[start Information provided]

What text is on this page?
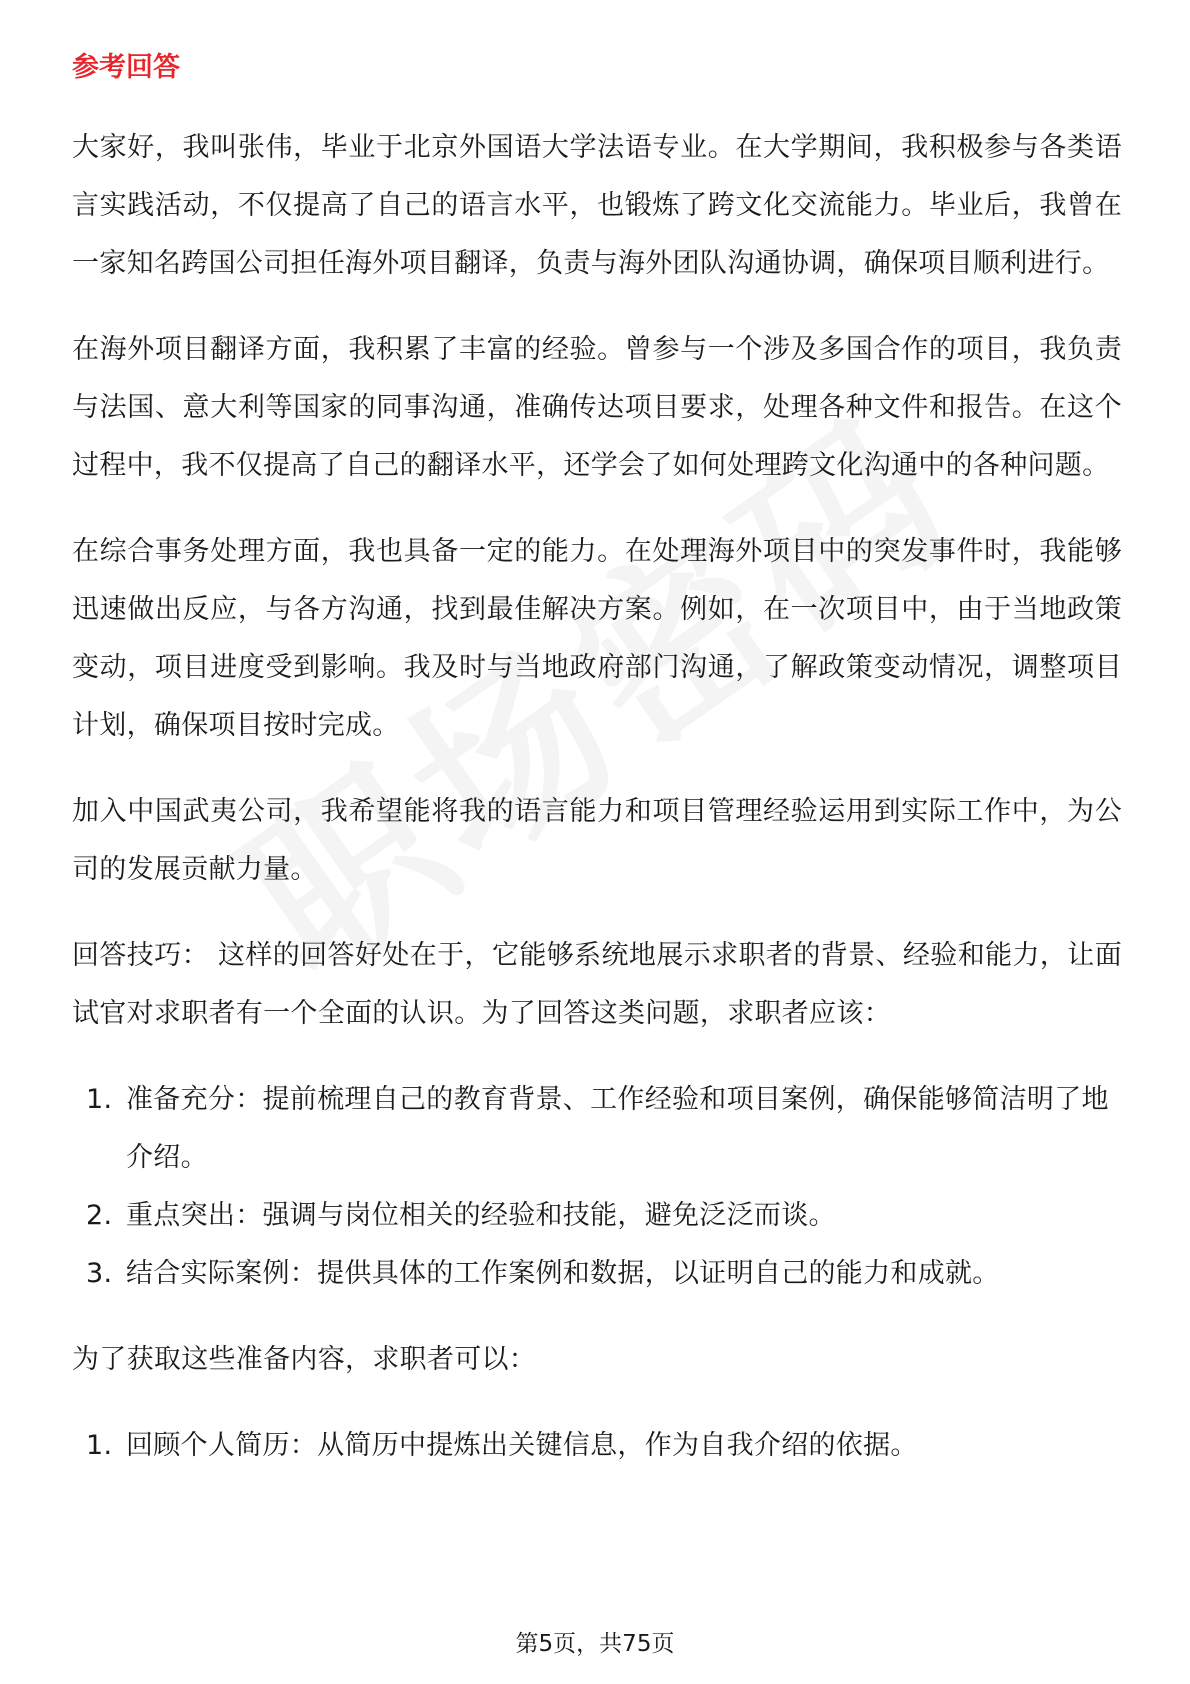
参考回答

大家好，我叫张伟，毕业于北京外国语大学法语专业。在大学期间，我积极参与各类语言实践活动，不仅提高了自己的语言水平，也锻炼了跨文化交流能力。毕业后，我曾在一家知名跨国公司担任海外项目翻译，负责与海外团队沟通协调，确保项目顺利进行。

在海外项目翻译方面，我积累了丰富的经验。曾参与一个涉及多国合作的项目，我负责与法国、意大利等国家的同事沟通，准确传达项目要求，处理各种文件和报告。在这个过程中，我不仅提高了自己的翻译水平，还学会了如何处理跨文化沟通中的各种问题。

在综合事务处理方面，我也具备一定的能力。在处理海外项目中的突发事件时，我能够迅速做出反应，与各方沟通，找到最佳解决方案。例如，在一次项目中，由于当地政策变动，项目进度受到影响。我及时与当地政府部门沟通，了解政策变动情况，调整项目计划，确保项目按时完成。

加入中国武夷公司，我希望能将我的语言能力和项目管理经验运用到实际工作中，为公司的发展贡献力量。

回答技巧： 这样的回答好处在于，它能够系统地展示求职者的背景、经验和能力，让面试官对求职者有一个全面的认识。为了回答这类问题，求职者应该：

1. 准备充分：提前梳理自己的教育背景、工作经验和项目案例，确保能够简洁明了地介绍。
2. 重点突出：强调与岗位相关的经验和技能，避免泛泛而谈。
3. 结合实际案例：提供具体的工作案例和数据，以证明自己的能力和成就。

为了获取这些准备内容，求职者可以：

1. 回顾个人简历：从简历中提炼出关键信息，作为自我介绍的依据。
第5页，共75页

[end Information provided]

Copy the whole of the material above exactly, but not its images.

__Solution for this problem__
What text is on this page?
参考回答

大家好，我叫张伟，毕业于北京外国语大学法语专业。在大学期间，我积极参与各类语言实践活动，不仅提高了自己的语言水平，也锻炼了跨文化交流能力。毕业后，我曾在一家知名跨国公司担任海外项目翻译，负责与海外团队沟通协调，确保项目顺利进行。

在海外项目翻译方面，我积累了丰富的经验。曾参与一个涉及多国合作的项目，我负责与法国、意大利等国家的同事沟通，准确传达项目要求，处理各种文件和报告。在这个过程中，我不仅提高了自己的翻译水平，还学会了如何处理跨文化沟通中的各种问题。

在综合事务处理方面，我也具备一定的能力。在处理海外项目中的突发事件时，我能够迅速做出反应，与各方沟通，找到最佳解决方案。例如，在一次项目中，由于当地政策变动，项目进度受到影响。我及时与当地政府部门沟通，了解政策变动情况，调整项目计划，确保项目按时完成。

加入中国武夷公司，我希望能将我的语言能力和项目管理经验运用到实际工作中，为公司的发展贡献力量。

回答技巧： 这样的回答好处在于，它能够系统地展示求职者的背景、经验和能力，让面试官对求职者有一个全面的认识。为了回答这类问题，求职者应该：

1. 准备充分：提前梳理自己的教育背景、工作经验和项目案例，确保能够简洁明了地介绍。
2. 重点突出：强调与岗位相关的经验和技能，避免泛泛而谈。
3. 结合实际案例：提供具体的工作案例和数据，以证明自己的能力和成就。

为了获取这些准备内容，求职者可以：

1. 回顾个人简历：从简历中提炼出关键信息，作为自我介绍的依据。
第5页，共75页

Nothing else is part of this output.